[Dataset rows about figures]
** start **

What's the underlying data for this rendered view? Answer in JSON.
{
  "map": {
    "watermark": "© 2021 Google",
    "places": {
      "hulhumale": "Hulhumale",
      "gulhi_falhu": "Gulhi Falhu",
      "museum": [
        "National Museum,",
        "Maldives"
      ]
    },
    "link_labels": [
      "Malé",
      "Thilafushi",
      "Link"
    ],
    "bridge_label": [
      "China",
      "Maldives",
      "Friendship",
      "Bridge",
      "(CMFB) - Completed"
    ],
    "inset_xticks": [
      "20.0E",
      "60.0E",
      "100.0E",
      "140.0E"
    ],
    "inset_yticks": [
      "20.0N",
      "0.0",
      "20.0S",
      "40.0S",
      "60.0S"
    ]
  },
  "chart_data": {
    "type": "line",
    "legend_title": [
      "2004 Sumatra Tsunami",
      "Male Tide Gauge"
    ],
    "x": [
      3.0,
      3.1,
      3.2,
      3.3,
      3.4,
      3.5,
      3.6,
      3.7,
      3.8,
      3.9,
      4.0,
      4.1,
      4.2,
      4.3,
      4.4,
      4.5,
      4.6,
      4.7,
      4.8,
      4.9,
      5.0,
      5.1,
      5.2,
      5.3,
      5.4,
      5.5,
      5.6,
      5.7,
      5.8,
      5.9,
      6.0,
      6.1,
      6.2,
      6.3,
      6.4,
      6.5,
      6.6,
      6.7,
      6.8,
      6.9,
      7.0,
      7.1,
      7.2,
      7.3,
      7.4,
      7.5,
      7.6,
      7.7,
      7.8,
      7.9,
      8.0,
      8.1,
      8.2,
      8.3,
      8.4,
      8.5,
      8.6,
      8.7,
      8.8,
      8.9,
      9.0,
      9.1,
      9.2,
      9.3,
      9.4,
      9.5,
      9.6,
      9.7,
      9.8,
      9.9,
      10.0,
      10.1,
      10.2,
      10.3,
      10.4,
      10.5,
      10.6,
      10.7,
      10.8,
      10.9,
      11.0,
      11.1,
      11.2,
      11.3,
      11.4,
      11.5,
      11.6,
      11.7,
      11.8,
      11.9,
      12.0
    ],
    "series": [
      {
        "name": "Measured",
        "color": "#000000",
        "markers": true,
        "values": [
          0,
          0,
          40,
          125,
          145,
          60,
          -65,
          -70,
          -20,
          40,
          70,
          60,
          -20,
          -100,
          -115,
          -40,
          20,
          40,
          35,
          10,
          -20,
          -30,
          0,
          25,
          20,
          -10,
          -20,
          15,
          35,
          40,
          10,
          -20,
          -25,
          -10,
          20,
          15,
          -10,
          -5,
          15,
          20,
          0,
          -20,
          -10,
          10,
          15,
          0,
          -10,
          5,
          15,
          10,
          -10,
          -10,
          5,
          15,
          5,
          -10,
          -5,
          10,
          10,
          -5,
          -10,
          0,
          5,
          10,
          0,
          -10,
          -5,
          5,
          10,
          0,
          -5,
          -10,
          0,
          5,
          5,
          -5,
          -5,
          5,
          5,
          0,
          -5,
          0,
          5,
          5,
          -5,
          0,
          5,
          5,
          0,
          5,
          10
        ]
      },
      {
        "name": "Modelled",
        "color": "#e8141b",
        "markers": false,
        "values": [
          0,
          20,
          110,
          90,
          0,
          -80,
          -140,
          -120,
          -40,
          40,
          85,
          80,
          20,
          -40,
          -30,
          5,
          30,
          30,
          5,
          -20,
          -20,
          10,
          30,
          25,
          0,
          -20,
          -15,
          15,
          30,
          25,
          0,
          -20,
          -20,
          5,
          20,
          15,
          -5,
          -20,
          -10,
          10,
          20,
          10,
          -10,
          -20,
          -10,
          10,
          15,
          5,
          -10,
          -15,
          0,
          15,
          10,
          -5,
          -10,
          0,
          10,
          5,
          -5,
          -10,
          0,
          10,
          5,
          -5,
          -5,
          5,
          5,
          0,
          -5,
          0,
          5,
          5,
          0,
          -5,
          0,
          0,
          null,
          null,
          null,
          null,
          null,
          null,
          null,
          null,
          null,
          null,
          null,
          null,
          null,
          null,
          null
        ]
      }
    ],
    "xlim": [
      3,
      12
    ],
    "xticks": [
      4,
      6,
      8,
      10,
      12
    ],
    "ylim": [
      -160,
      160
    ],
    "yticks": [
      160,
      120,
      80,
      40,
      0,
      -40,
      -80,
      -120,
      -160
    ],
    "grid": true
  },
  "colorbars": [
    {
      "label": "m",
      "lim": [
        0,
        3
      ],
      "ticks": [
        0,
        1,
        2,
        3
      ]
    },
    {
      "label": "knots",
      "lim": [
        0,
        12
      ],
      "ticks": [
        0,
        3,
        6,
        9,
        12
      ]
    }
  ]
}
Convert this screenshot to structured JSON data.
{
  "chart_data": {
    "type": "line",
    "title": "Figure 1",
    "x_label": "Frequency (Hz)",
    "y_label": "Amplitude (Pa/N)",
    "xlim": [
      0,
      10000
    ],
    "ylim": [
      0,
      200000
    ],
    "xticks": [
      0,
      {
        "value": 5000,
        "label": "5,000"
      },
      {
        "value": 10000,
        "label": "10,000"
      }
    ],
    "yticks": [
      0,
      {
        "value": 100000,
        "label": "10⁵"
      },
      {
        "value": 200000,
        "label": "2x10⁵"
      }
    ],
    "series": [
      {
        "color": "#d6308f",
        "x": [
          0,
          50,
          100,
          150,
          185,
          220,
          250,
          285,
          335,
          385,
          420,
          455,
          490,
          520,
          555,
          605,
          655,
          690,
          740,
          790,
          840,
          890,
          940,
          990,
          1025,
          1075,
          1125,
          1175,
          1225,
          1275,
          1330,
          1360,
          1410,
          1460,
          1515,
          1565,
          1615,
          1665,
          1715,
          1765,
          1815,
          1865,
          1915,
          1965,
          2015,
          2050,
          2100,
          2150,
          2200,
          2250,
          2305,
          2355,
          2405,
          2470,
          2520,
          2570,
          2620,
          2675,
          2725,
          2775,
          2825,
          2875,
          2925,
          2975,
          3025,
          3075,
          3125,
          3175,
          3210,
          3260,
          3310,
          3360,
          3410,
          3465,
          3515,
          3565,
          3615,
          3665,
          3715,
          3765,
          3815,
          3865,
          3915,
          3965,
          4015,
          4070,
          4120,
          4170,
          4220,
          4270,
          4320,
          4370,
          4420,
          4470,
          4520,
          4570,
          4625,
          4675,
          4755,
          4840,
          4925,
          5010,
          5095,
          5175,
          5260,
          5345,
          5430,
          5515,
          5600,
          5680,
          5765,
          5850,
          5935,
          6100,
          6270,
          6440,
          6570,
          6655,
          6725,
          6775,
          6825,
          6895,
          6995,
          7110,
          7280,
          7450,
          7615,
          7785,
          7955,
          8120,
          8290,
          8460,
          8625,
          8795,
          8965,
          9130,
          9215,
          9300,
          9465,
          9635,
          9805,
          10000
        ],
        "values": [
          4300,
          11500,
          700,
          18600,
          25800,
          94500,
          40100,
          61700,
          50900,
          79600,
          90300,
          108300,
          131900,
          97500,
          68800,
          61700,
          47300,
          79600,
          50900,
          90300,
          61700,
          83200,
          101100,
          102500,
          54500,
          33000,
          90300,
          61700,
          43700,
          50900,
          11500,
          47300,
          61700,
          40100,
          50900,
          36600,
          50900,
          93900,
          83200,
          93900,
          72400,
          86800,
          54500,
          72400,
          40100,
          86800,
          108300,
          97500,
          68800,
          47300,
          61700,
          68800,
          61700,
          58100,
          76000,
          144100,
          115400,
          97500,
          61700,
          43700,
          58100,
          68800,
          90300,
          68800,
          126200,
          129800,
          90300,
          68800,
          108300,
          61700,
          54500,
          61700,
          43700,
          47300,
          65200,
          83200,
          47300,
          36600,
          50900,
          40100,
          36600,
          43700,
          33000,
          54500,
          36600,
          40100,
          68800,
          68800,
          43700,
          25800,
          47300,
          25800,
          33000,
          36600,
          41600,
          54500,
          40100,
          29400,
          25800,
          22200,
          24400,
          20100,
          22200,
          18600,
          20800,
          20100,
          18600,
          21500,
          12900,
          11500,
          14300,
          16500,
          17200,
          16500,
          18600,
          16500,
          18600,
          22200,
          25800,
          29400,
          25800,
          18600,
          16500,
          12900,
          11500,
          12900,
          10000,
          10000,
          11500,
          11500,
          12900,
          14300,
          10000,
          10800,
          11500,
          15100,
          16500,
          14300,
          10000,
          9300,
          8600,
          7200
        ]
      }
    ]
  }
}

** end **

* **Problem details**
Determine how many lines of the listing above hold the word "JSON". Report that number without anything else.

* **Solution for this problem**
2